— Start Given entries —

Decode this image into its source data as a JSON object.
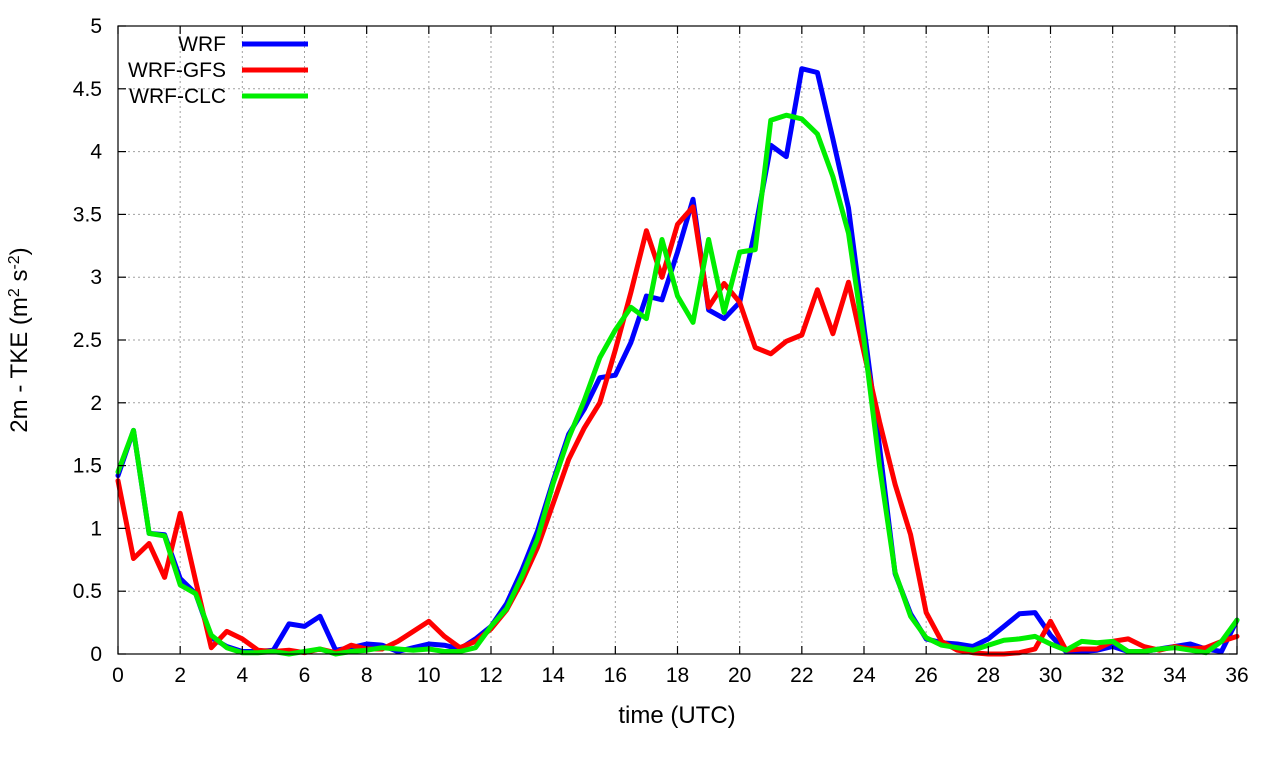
{
  "chart_data": {
    "type": "line",
    "xlabel": "time (UTC)",
    "ylabel": "2m - TKE (m",
    "ylabel_sup1": "2",
    "ylabel_mid": " s",
    "ylabel_sup2": "-2",
    "ylabel_end": ")",
    "xlim": [
      0,
      36
    ],
    "ylim": [
      0,
      5
    ],
    "xticks": [
      0,
      2,
      4,
      6,
      8,
      10,
      12,
      14,
      16,
      18,
      20,
      22,
      24,
      26,
      28,
      30,
      32,
      34,
      36
    ],
    "xtick_labels": [
      "0",
      "2",
      "4",
      "6",
      "8",
      "10",
      "12",
      "14",
      "16",
      "18",
      "20",
      "22",
      "24",
      "26",
      "28",
      "30",
      "32",
      "34",
      "36"
    ],
    "yticks": [
      0,
      0.5,
      1,
      1.5,
      2,
      2.5,
      3,
      3.5,
      4,
      4.5,
      5
    ],
    "ytick_labels": [
      "0",
      "0.5",
      "1",
      "1.5",
      "2",
      "2.5",
      "3",
      "3.5",
      "4",
      "4.5",
      "5"
    ],
    "grid": true,
    "legend_position": "top-left",
    "x": [
      0,
      0.5,
      1,
      1.5,
      2,
      2.5,
      3,
      3.5,
      4,
      4.5,
      5,
      5.5,
      6,
      6.5,
      7,
      7.5,
      8,
      8.5,
      9,
      9.5,
      10,
      10.5,
      11,
      11.5,
      12,
      12.5,
      13,
      13.5,
      14,
      14.5,
      15,
      15.5,
      16,
      16.5,
      17,
      17.5,
      18,
      18.5,
      19,
      19.5,
      20,
      20.5,
      21,
      21.5,
      22,
      22.5,
      23,
      23.5,
      24,
      24.5,
      25,
      25.5,
      26,
      26.5,
      27,
      27.5,
      28,
      28.5,
      29,
      29.5,
      30,
      30.5,
      31,
      31.5,
      32,
      32.5,
      33,
      33.5,
      34,
      34.5,
      35,
      35.5,
      36
    ],
    "series": [
      {
        "name": "WRF",
        "color": "#0000ff",
        "values": [
          1.42,
          1.78,
          0.96,
          0.95,
          0.6,
          0.48,
          0.13,
          0.06,
          0.02,
          0.02,
          0.03,
          0.24,
          0.22,
          0.3,
          0.03,
          0.05,
          0.08,
          0.07,
          0.02,
          0.05,
          0.08,
          0.07,
          0.04,
          0.12,
          0.22,
          0.4,
          0.67,
          0.98,
          1.38,
          1.75,
          1.95,
          2.2,
          2.22,
          2.48,
          2.85,
          2.82,
          3.2,
          3.62,
          2.74,
          2.67,
          2.8,
          3.38,
          4.05,
          3.96,
          4.66,
          4.63,
          4.1,
          3.55,
          2.6,
          1.65,
          0.64,
          0.32,
          0.12,
          0.09,
          0.08,
          0.06,
          0.12,
          0.22,
          0.32,
          0.33,
          0.15,
          0.02,
          0.02,
          0.03,
          0.06,
          0.02,
          0.02,
          0.04,
          0.06,
          0.08,
          0.04,
          0.02,
          0.27
        ]
      },
      {
        "name": "WRF-GFS",
        "color": "#ff0000",
        "values": [
          1.38,
          0.76,
          0.88,
          0.61,
          1.12,
          0.58,
          0.05,
          0.18,
          0.12,
          0.03,
          0.02,
          0.03,
          0.01,
          0.04,
          0.01,
          0.07,
          0.04,
          0.04,
          0.1,
          0.18,
          0.26,
          0.14,
          0.05,
          0.1,
          0.2,
          0.35,
          0.58,
          0.85,
          1.2,
          1.55,
          1.8,
          2.0,
          2.42,
          2.88,
          3.37,
          3.0,
          3.42,
          3.56,
          2.76,
          2.95,
          2.8,
          2.44,
          2.39,
          2.49,
          2.54,
          2.9,
          2.55,
          2.96,
          2.4,
          1.85,
          1.35,
          0.95,
          0.33,
          0.1,
          0.03,
          0.01,
          0.0,
          0.0,
          0.01,
          0.04,
          0.26,
          0.03,
          0.04,
          0.04,
          0.1,
          0.12,
          0.06,
          0.03,
          0.06,
          0.04,
          0.05,
          0.1,
          0.14
        ]
      },
      {
        "name": "WRF-CLC",
        "color": "#00ee00",
        "values": [
          1.45,
          1.78,
          0.96,
          0.94,
          0.55,
          0.48,
          0.15,
          0.05,
          0.01,
          0.01,
          0.02,
          0.0,
          0.02,
          0.04,
          0.0,
          0.02,
          0.03,
          0.05,
          0.04,
          0.03,
          0.04,
          0.02,
          0.02,
          0.05,
          0.22,
          0.36,
          0.62,
          0.92,
          1.36,
          1.72,
          2.02,
          2.36,
          2.58,
          2.76,
          2.67,
          3.3,
          2.85,
          2.64,
          3.3,
          2.72,
          3.2,
          3.22,
          4.25,
          4.29,
          4.26,
          4.14,
          3.8,
          3.35,
          2.5,
          1.5,
          0.65,
          0.3,
          0.13,
          0.07,
          0.05,
          0.03,
          0.07,
          0.11,
          0.12,
          0.14,
          0.08,
          0.03,
          0.1,
          0.09,
          0.1,
          0.02,
          0.02,
          0.04,
          0.05,
          0.03,
          0.01,
          0.1,
          0.27
        ]
      }
    ]
  }
}
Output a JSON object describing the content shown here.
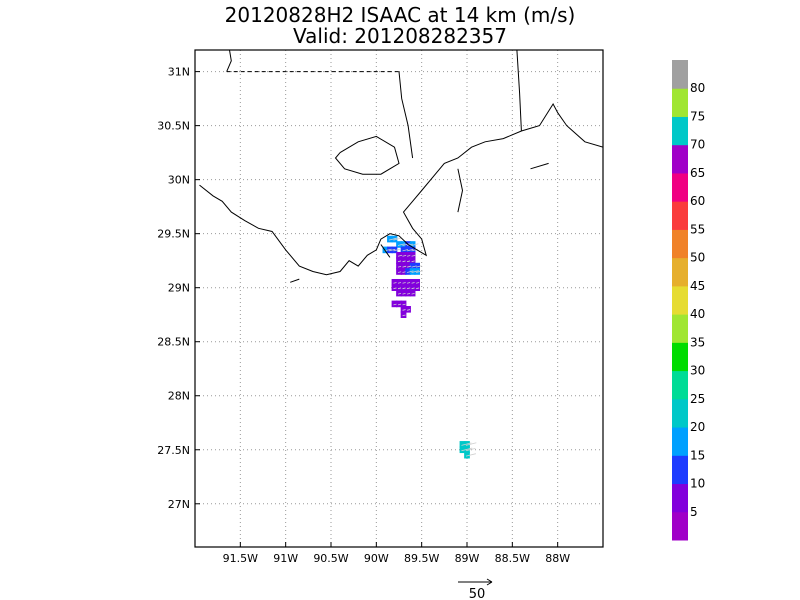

— End Given entries —

▶ [What to produce] Quote the listing above in full, except for the pictures.

▶ [Complete answer]
Decode this image into its source data as a JSON object.
{
  "chart_data": {
    "type": "line",
    "xlabel": "time (UTC)",
    "ylabel": "2m - TKE (m",
    "ylabel_sup1": "2",
    "ylabel_mid": " s",
    "ylabel_sup2": "-2",
    "ylabel_end": ")",
    "xlim": [
      0,
      36
    ],
    "ylim": [
      0,
      5
    ],
    "xticks": [
      0,
      2,
      4,
      6,
      8,
      10,
      12,
      14,
      16,
      18,
      20,
      22,
      24,
      26,
      28,
      30,
      32,
      34,
      36
    ],
    "xtick_labels": [
      "0",
      "2",
      "4",
      "6",
      "8",
      "10",
      "12",
      "14",
      "16",
      "18",
      "20",
      "22",
      "24",
      "26",
      "28",
      "30",
      "32",
      "34",
      "36"
    ],
    "yticks": [
      0,
      0.5,
      1,
      1.5,
      2,
      2.5,
      3,
      3.5,
      4,
      4.5,
      5
    ],
    "ytick_labels": [
      "0",
      "0.5",
      "1",
      "1.5",
      "2",
      "2.5",
      "3",
      "3.5",
      "4",
      "4.5",
      "5"
    ],
    "grid": true,
    "legend_position": "top-left",
    "x": [
      0,
      0.5,
      1,
      1.5,
      2,
      2.5,
      3,
      3.5,
      4,
      4.5,
      5,
      5.5,
      6,
      6.5,
      7,
      7.5,
      8,
      8.5,
      9,
      9.5,
      10,
      10.5,
      11,
      11.5,
      12,
      12.5,
      13,
      13.5,
      14,
      14.5,
      15,
      15.5,
      16,
      16.5,
      17,
      17.5,
      18,
      18.5,
      19,
      19.5,
      20,
      20.5,
      21,
      21.5,
      22,
      22.5,
      23,
      23.5,
      24,
      24.5,
      25,
      25.5,
      26,
      26.5,
      27,
      27.5,
      28,
      28.5,
      29,
      29.5,
      30,
      30.5,
      31,
      31.5,
      32,
      32.5,
      33,
      33.5,
      34,
      34.5,
      35,
      35.5,
      36
    ],
    "series": [
      {
        "name": "WRF",
        "color": "#0000ff",
        "values": [
          1.42,
          1.78,
          0.96,
          0.95,
          0.6,
          0.48,
          0.13,
          0.06,
          0.02,
          0.02,
          0.03,
          0.24,
          0.22,
          0.3,
          0.03,
          0.05,
          0.08,
          0.07,
          0.02,
          0.05,
          0.08,
          0.07,
          0.04,
          0.12,
          0.22,
          0.4,
          0.67,
          0.98,
          1.38,
          1.75,
          1.95,
          2.2,
          2.22,
          2.48,
          2.85,
          2.82,
          3.2,
          3.62,
          2.74,
          2.67,
          2.8,
          3.38,
          4.05,
          3.96,
          4.66,
          4.63,
          4.1,
          3.55,
          2.6,
          1.65,
          0.64,
          0.32,
          0.12,
          0.09,
          0.08,
          0.06,
          0.12,
          0.22,
          0.32,
          0.33,
          0.15,
          0.02,
          0.02,
          0.03,
          0.06,
          0.02,
          0.02,
          0.04,
          0.06,
          0.08,
          0.04,
          0.02,
          0.27
        ]
      },
      {
        "name": "WRF-GFS",
        "color": "#ff0000",
        "values": [
          1.38,
          0.76,
          0.88,
          0.61,
          1.12,
          0.58,
          0.05,
          0.18,
          0.12,
          0.03,
          0.02,
          0.03,
          0.01,
          0.04,
          0.01,
          0.07,
          0.04,
          0.04,
          0.1,
          0.18,
          0.26,
          0.14,
          0.05,
          0.1,
          0.2,
          0.35,
          0.58,
          0.85,
          1.2,
          1.55,
          1.8,
          2.0,
          2.42,
          2.88,
          3.37,
          3.0,
          3.42,
          3.56,
          2.76,
          2.95,
          2.8,
          2.44,
          2.39,
          2.49,
          2.54,
          2.9,
          2.55,
          2.96,
          2.4,
          1.85,
          1.35,
          0.95,
          0.33,
          0.1,
          0.03,
          0.01,
          0.0,
          0.0,
          0.01,
          0.04,
          0.26,
          0.03,
          0.04,
          0.04,
          0.1,
          0.12,
          0.06,
          0.03,
          0.06,
          0.04,
          0.05,
          0.1,
          0.14
        ]
      },
      {
        "name": "WRF-CLC",
        "color": "#00ee00",
        "values": [
          1.45,
          1.78,
          0.96,
          0.94,
          0.55,
          0.48,
          0.15,
          0.05,
          0.01,
          0.01,
          0.02,
          0.0,
          0.02,
          0.04,
          0.0,
          0.02,
          0.03,
          0.05,
          0.04,
          0.03,
          0.04,
          0.02,
          0.02,
          0.05,
          0.22,
          0.36,
          0.62,
          0.92,
          1.36,
          1.72,
          2.02,
          2.36,
          2.58,
          2.76,
          2.67,
          3.3,
          2.85,
          2.64,
          3.3,
          2.72,
          3.2,
          3.22,
          4.25,
          4.29,
          4.26,
          4.14,
          3.8,
          3.35,
          2.5,
          1.5,
          0.65,
          0.3,
          0.13,
          0.07,
          0.05,
          0.03,
          0.07,
          0.11,
          0.12,
          0.14,
          0.08,
          0.03,
          0.1,
          0.09,
          0.1,
          0.02,
          0.02,
          0.04,
          0.05,
          0.03,
          0.01,
          0.1,
          0.27
        ]
      }
    ]
  }
}
Output a JSON object describing the content shown here.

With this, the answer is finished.